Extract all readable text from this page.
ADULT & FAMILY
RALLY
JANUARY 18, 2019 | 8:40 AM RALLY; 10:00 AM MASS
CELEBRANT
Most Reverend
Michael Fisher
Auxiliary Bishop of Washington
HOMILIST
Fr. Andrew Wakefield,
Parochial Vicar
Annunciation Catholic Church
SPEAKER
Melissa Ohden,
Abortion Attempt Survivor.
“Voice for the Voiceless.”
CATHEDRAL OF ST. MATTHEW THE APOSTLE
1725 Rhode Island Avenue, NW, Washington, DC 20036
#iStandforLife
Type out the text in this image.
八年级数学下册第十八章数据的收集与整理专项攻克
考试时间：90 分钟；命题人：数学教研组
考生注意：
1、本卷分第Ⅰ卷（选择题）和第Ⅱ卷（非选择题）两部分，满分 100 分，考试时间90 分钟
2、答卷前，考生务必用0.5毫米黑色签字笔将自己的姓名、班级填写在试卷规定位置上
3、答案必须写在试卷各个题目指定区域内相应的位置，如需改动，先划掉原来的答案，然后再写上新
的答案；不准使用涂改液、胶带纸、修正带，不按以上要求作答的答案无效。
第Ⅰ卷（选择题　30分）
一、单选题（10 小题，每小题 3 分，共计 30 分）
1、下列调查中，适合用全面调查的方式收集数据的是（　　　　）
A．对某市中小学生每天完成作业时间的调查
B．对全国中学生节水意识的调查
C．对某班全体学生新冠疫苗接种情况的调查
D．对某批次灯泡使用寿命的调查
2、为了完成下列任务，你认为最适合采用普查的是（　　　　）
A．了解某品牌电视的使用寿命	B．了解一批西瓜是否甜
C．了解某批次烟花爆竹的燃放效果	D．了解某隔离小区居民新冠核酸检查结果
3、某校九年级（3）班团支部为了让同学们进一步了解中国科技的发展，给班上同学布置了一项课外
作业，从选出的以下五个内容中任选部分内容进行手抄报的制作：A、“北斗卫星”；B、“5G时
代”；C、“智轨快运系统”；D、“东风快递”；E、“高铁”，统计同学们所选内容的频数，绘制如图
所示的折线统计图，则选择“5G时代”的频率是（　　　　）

━━━━

_EXERCISE BRIEF_.
Transcribe all of the material exactly. Omit nothing.

_THE RESULT_.
Extract all readable text from this page.
ADULT & FAMILY
RALLY
JANUARY 18, 2019 | 8:40 AM RALLY; 10:00 AM MASS
CELEBRANT
Most Reverend
Michael Fisher
Auxiliary Bishop of Washington
HOMILIST
Fr. Andrew Wakefield,
Parochial Vicar
Annunciation Catholic Church
SPEAKER
Melissa Ohden,
Abortion Attempt Survivor.
“Voice for the Voiceless.”
CATHEDRAL OF ST. MATTHEW THE APOSTLE
1725 Rhode Island Avenue, NW, Washington, DC 20036
#iStandforLife
Type out the text in this image.
八年级数学下册第十八章数据的收集与整理专项攻克
考试时间：90 分钟；命题人：数学教研组
考生注意：
1、本卷分第Ⅰ卷（选择题）和第Ⅱ卷（非选择题）两部分，满分 100 分，考试时间90 分钟
2、答卷前，考生务必用0.5毫米黑色签字笔将自己的姓名、班级填写在试卷规定位置上
3、答案必须写在试卷各个题目指定区域内相应的位置，如需改动，先划掉原来的答案，然后再写上新
的答案；不准使用涂改液、胶带纸、修正带，不按以上要求作答的答案无效。
第Ⅰ卷（选择题　30分）
一、单选题（10 小题，每小题 3 分，共计 30 分）
1、下列调查中，适合用全面调查的方式收集数据的是（　　　　）
A．对某市中小学生每天完成作业时间的调查
B．对全国中学生节水意识的调查
C．对某班全体学生新冠疫苗接种情况的调查
D．对某批次灯泡使用寿命的调查
2、为了完成下列任务，你认为最适合采用普查的是（　　　　）
A．了解某品牌电视的使用寿命	B．了解一批西瓜是否甜
C．了解某批次烟花爆竹的燃放效果	D．了解某隔离小区居民新冠核酸检查结果
3、某校九年级（3）班团支部为了让同学们进一步了解中国科技的发展，给班上同学布置了一项课外
作业，从选出的以下五个内容中任选部分内容进行手抄报的制作：A、“北斗卫星”；B、“5G时
代”；C、“智轨快运系统”；D、“东风快递”；E、“高铁”，统计同学们所选内容的频数，绘制如图
所示的折线统计图，则选择“5G时代”的频率是（　　　　）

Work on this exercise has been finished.